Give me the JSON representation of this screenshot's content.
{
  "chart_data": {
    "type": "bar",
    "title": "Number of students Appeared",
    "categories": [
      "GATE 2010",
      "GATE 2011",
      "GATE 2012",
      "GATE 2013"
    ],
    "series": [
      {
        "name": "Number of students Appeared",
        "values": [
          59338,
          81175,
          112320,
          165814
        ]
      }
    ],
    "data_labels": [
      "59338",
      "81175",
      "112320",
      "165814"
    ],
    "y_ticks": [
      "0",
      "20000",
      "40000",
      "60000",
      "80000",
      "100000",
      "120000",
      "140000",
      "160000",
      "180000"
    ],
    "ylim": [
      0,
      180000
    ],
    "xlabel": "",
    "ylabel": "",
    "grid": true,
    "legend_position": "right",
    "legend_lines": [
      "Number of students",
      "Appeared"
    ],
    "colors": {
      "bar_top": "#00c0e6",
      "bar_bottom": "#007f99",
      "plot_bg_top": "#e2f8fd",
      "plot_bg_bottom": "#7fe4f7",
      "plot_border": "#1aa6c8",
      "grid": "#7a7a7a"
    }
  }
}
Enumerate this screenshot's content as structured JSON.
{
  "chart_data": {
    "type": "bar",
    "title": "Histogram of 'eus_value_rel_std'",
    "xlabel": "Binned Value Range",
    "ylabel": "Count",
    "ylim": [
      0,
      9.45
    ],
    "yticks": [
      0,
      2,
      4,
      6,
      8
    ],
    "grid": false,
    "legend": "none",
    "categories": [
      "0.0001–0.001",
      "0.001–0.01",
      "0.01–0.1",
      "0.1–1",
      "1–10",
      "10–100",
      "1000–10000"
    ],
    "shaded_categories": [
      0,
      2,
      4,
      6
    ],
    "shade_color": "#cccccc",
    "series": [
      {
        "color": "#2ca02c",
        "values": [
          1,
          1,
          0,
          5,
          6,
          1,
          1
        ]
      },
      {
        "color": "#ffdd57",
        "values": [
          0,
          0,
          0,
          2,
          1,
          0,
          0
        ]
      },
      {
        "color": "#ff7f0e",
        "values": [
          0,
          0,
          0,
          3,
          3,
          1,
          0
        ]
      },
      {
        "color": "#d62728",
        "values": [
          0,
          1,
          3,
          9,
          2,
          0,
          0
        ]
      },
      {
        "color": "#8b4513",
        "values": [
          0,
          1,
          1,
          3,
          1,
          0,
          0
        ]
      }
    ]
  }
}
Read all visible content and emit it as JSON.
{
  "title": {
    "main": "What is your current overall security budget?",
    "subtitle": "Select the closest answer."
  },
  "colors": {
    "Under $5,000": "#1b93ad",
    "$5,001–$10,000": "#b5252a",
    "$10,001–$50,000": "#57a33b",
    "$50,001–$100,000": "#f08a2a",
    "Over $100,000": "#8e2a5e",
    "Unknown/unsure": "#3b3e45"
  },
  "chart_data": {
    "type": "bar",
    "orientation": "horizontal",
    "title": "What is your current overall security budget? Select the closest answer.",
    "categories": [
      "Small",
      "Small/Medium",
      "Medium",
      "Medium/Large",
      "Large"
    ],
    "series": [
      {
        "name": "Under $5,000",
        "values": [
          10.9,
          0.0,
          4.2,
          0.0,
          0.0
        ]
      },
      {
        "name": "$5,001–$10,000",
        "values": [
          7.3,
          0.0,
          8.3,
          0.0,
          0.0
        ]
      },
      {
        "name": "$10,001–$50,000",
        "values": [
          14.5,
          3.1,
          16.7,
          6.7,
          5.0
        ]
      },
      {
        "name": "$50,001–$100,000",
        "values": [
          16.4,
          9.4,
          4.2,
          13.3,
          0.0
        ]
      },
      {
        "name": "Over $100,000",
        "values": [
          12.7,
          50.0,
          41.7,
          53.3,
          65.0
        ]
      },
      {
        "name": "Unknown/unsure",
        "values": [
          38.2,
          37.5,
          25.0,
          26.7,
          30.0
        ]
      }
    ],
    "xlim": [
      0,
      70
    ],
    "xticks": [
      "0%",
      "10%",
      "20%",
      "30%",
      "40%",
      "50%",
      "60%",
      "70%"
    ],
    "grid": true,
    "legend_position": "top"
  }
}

================================

_Your objective_
Return the material in full, exactly as shown.

_Full solution_
Give me the JSON representation of this screenshot's content.
{
  "chart_data": {
    "type": "bar",
    "title": "Number of students Appeared",
    "categories": [
      "GATE 2010",
      "GATE 2011",
      "GATE 2012",
      "GATE 2013"
    ],
    "series": [
      {
        "name": "Number of students Appeared",
        "values": [
          59338,
          81175,
          112320,
          165814
        ]
      }
    ],
    "data_labels": [
      "59338",
      "81175",
      "112320",
      "165814"
    ],
    "y_ticks": [
      "0",
      "20000",
      "40000",
      "60000",
      "80000",
      "100000",
      "120000",
      "140000",
      "160000",
      "180000"
    ],
    "ylim": [
      0,
      180000
    ],
    "xlabel": "",
    "ylabel": "",
    "grid": true,
    "legend_position": "right",
    "legend_lines": [
      "Number of students",
      "Appeared"
    ],
    "colors": {
      "bar_top": "#00c0e6",
      "bar_bottom": "#007f99",
      "plot_bg_top": "#e2f8fd",
      "plot_bg_bottom": "#7fe4f7",
      "plot_border": "#1aa6c8",
      "grid": "#7a7a7a"
    }
  }
}
Enumerate this screenshot's content as structured JSON.
{
  "chart_data": {
    "type": "bar",
    "title": "Histogram of 'eus_value_rel_std'",
    "xlabel": "Binned Value Range",
    "ylabel": "Count",
    "ylim": [
      0,
      9.45
    ],
    "yticks": [
      0,
      2,
      4,
      6,
      8
    ],
    "grid": false,
    "legend": "none",
    "categories": [
      "0.0001–0.001",
      "0.001–0.01",
      "0.01–0.1",
      "0.1–1",
      "1–10",
      "10–100",
      "1000–10000"
    ],
    "shaded_categories": [
      0,
      2,
      4,
      6
    ],
    "shade_color": "#cccccc",
    "series": [
      {
        "color": "#2ca02c",
        "values": [
          1,
          1,
          0,
          5,
          6,
          1,
          1
        ]
      },
      {
        "color": "#ffdd57",
        "values": [
          0,
          0,
          0,
          2,
          1,
          0,
          0
        ]
      },
      {
        "color": "#ff7f0e",
        "values": [
          0,
          0,
          0,
          3,
          3,
          1,
          0
        ]
      },
      {
        "color": "#d62728",
        "values": [
          0,
          1,
          3,
          9,
          2,
          0,
          0
        ]
      },
      {
        "color": "#8b4513",
        "values": [
          0,
          1,
          1,
          3,
          1,
          0,
          0
        ]
      }
    ]
  }
}
Read all visible content and emit it as JSON.
{
  "title": {
    "main": "What is your current overall security budget?",
    "subtitle": "Select the closest answer."
  },
  "colors": {
    "Under $5,000": "#1b93ad",
    "$5,001–$10,000": "#b5252a",
    "$10,001–$50,000": "#57a33b",
    "$50,001–$100,000": "#f08a2a",
    "Over $100,000": "#8e2a5e",
    "Unknown/unsure": "#3b3e45"
  },
  "chart_data": {
    "type": "bar",
    "orientation": "horizontal",
    "title": "What is your current overall security budget? Select the closest answer.",
    "categories": [
      "Small",
      "Small/Medium",
      "Medium",
      "Medium/Large",
      "Large"
    ],
    "series": [
      {
        "name": "Under $5,000",
        "values": [
          10.9,
          0.0,
          4.2,
          0.0,
          0.0
        ]
      },
      {
        "name": "$5,001–$10,000",
        "values": [
          7.3,
          0.0,
          8.3,
          0.0,
          0.0
        ]
      },
      {
        "name": "$10,001–$50,000",
        "values": [
          14.5,
          3.1,
          16.7,
          6.7,
          5.0
        ]
      },
      {
        "name": "$50,001–$100,000",
        "values": [
          16.4,
          9.4,
          4.2,
          13.3,
          0.0
        ]
      },
      {
        "name": "Over $100,000",
        "values": [
          12.7,
          50.0,
          41.7,
          53.3,
          65.0
        ]
      },
      {
        "name": "Unknown/unsure",
        "values": [
          38.2,
          37.5,
          25.0,
          26.7,
          30.0
        ]
      }
    ],
    "xlim": [
      0,
      70
    ],
    "xticks": [
      "0%",
      "10%",
      "20%",
      "30%",
      "40%",
      "50%",
      "60%",
      "70%"
    ],
    "grid": true,
    "legend_position": "top"
  }
}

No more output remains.